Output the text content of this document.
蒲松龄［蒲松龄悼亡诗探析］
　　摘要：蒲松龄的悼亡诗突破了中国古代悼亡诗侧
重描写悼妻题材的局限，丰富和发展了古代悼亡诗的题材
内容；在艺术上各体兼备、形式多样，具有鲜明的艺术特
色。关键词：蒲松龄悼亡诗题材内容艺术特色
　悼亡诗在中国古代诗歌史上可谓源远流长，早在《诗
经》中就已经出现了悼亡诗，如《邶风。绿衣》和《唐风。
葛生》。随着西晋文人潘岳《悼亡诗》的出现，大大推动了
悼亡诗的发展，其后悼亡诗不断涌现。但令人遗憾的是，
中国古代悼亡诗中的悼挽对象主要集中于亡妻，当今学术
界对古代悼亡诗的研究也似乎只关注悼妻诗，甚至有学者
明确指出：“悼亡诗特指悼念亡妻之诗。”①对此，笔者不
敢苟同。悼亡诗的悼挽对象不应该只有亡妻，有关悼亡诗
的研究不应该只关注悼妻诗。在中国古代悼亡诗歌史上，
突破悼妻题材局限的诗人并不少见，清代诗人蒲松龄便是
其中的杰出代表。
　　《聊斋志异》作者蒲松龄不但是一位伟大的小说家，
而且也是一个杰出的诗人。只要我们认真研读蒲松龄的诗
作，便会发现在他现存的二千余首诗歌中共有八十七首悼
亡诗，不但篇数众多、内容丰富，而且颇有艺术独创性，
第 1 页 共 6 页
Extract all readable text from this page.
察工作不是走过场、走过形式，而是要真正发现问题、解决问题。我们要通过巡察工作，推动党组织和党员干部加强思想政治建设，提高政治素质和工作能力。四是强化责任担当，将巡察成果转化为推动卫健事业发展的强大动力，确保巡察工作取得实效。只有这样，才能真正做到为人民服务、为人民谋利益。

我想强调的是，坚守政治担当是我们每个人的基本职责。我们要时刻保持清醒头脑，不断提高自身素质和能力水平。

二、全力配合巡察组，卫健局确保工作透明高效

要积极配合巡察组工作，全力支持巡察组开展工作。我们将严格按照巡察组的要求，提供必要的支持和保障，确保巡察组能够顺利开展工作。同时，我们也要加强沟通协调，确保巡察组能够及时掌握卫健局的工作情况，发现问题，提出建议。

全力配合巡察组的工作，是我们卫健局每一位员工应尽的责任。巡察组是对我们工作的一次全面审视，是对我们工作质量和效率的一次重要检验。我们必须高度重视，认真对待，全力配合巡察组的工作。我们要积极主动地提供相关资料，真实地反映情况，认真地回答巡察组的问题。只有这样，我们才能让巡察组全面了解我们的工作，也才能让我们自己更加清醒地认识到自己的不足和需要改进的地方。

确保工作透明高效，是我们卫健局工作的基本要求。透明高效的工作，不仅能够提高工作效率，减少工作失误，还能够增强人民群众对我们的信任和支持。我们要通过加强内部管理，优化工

· · · ·

■ AIM
Scan the data above and copy every line with "text" in it.

■ THE REPLY
Output the text content of this document.
Extract all readable text from this page.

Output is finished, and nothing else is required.